**To do:**
Quote every line as given.
— Start Provided records —
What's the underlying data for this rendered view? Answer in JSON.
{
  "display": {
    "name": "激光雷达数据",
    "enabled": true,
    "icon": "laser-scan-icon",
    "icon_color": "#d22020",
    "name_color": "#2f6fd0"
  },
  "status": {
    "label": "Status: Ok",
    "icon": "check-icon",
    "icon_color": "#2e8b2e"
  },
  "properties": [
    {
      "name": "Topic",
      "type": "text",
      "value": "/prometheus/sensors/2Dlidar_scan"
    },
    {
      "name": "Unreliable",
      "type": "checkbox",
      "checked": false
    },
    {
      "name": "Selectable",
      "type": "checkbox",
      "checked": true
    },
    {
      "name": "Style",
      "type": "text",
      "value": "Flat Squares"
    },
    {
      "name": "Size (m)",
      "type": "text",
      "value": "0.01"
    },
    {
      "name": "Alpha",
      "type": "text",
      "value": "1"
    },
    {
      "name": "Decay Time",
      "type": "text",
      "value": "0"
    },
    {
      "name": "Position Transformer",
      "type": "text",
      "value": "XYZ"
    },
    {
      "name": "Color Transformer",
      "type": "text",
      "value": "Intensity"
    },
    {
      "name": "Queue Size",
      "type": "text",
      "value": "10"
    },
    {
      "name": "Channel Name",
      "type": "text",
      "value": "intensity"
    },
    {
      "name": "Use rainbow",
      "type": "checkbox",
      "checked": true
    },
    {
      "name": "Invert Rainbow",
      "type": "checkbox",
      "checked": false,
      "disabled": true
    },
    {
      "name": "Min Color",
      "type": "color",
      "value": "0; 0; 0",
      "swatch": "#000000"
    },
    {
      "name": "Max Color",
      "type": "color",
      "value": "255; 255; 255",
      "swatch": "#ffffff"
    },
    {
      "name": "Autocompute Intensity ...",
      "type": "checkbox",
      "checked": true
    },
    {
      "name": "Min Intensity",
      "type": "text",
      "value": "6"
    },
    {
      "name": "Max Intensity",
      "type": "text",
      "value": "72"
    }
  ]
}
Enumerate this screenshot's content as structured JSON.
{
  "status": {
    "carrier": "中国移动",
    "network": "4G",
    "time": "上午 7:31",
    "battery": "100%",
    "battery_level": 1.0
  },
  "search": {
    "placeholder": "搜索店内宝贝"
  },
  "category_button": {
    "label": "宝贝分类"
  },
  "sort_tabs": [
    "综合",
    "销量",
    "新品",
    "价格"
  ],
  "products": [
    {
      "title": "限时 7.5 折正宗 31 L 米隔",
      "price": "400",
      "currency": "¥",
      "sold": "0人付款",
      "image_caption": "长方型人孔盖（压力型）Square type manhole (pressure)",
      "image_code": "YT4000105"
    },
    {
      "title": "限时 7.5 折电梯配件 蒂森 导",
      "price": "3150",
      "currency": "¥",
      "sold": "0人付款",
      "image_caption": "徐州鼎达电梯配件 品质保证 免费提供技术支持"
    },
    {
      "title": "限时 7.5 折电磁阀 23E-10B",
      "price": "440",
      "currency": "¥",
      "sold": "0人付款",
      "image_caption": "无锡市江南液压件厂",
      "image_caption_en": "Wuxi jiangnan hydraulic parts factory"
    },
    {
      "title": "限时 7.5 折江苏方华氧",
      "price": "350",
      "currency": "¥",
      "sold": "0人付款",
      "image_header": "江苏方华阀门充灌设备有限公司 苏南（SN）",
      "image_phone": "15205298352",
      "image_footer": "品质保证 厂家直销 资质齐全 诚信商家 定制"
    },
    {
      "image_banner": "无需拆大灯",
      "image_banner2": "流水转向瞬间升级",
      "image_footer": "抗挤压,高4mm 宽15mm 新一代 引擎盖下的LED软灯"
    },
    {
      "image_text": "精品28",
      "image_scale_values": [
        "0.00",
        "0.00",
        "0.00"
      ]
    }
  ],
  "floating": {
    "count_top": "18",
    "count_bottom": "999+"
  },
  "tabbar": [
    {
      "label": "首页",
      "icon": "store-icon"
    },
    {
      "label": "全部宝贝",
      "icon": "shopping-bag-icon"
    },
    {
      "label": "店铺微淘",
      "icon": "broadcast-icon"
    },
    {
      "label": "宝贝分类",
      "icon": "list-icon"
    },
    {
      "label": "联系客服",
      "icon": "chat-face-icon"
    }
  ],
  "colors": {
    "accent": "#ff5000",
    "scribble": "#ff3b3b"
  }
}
— End Provided records —
**Written response:**
What's the underlying data for this rendered view? Answer in JSON.
{
  "display": {
    "name": "激光雷达数据",
    "enabled": true,
    "icon": "laser-scan-icon",
    "icon_color": "#d22020",
    "name_color": "#2f6fd0"
  },
  "status": {
    "label": "Status: Ok",
    "icon": "check-icon",
    "icon_color": "#2e8b2e"
  },
  "properties": [
    {
      "name": "Topic",
      "type": "text",
      "value": "/prometheus/sensors/2Dlidar_scan"
    },
    {
      "name": "Unreliable",
      "type": "checkbox",
      "checked": false
    },
    {
      "name": "Selectable",
      "type": "checkbox",
      "checked": true
    },
    {
      "name": "Style",
      "type": "text",
      "value": "Flat Squares"
    },
    {
      "name": "Size (m)",
      "type": "text",
      "value": "0.01"
    },
    {
      "name": "Alpha",
      "type": "text",
      "value": "1"
    },
    {
      "name": "Decay Time",
      "type": "text",
      "value": "0"
    },
    {
      "name": "Position Transformer",
      "type": "text",
      "value": "XYZ"
    },
    {
      "name": "Color Transformer",
      "type": "text",
      "value": "Intensity"
    },
    {
      "name": "Queue Size",
      "type": "text",
      "value": "10"
    },
    {
      "name": "Channel Name",
      "type": "text",
      "value": "intensity"
    },
    {
      "name": "Use rainbow",
      "type": "checkbox",
      "checked": true
    },
    {
      "name": "Invert Rainbow",
      "type": "checkbox",
      "checked": false,
      "disabled": true
    },
    {
      "name": "Min Color",
      "type": "color",
      "value": "0; 0; 0",
      "swatch": "#000000"
    },
    {
      "name": "Max Color",
      "type": "color",
      "value": "255; 255; 255",
      "swatch": "#ffffff"
    },
    {
      "name": "Autocompute Intensity ...",
      "type": "checkbox",
      "checked": true
    },
    {
      "name": "Min Intensity",
      "type": "text",
      "value": "6"
    },
    {
      "name": "Max Intensity",
      "type": "text",
      "value": "72"
    }
  ]
}
Enumerate this screenshot's content as structured JSON.
{
  "status": {
    "carrier": "中国移动",
    "network": "4G",
    "time": "上午 7:31",
    "battery": "100%",
    "battery_level": 1.0
  },
  "search": {
    "placeholder": "搜索店内宝贝"
  },
  "category_button": {
    "label": "宝贝分类"
  },
  "sort_tabs": [
    "综合",
    "销量",
    "新品",
    "价格"
  ],
  "products": [
    {
      "title": "限时 7.5 折正宗 31 L 米隔",
      "price": "400",
      "currency": "¥",
      "sold": "0人付款",
      "image_caption": "长方型人孔盖（压力型）Square type manhole (pressure)",
      "image_code": "YT4000105"
    },
    {
      "title": "限时 7.5 折电梯配件 蒂森 导",
      "price": "3150",
      "currency": "¥",
      "sold": "0人付款",
      "image_caption": "徐州鼎达电梯配件 品质保证 免费提供技术支持"
    },
    {
      "title": "限时 7.5 折电磁阀 23E-10B",
      "price": "440",
      "currency": "¥",
      "sold": "0人付款",
      "image_caption": "无锡市江南液压件厂",
      "image_caption_en": "Wuxi jiangnan hydraulic parts factory"
    },
    {
      "title": "限时 7.5 折江苏方华氧",
      "price": "350",
      "currency": "¥",
      "sold": "0人付款",
      "image_header": "江苏方华阀门充灌设备有限公司 苏南（SN）",
      "image_phone": "15205298352",
      "image_footer": "品质保证 厂家直销 资质齐全 诚信商家 定制"
    },
    {
      "image_banner": "无需拆大灯",
      "image_banner2": "流水转向瞬间升级",
      "image_footer": "抗挤压,高4mm 宽15mm 新一代 引擎盖下的LED软灯"
    },
    {
      "image_text": "精品28",
      "image_scale_values": [
        "0.00",
        "0.00",
        "0.00"
      ]
    }
  ],
  "floating": {
    "count_top": "18",
    "count_bottom": "999+"
  },
  "tabbar": [
    {
      "label": "首页",
      "icon": "store-icon"
    },
    {
      "label": "全部宝贝",
      "icon": "shopping-bag-icon"
    },
    {
      "label": "店铺微淘",
      "icon": "broadcast-icon"
    },
    {
      "label": "宝贝分类",
      "icon": "list-icon"
    },
    {
      "label": "联系客服",
      "icon": "chat-face-icon"
    }
  ],
  "colors": {
    "accent": "#ff5000",
    "scribble": "#ff3b3b"
  }
}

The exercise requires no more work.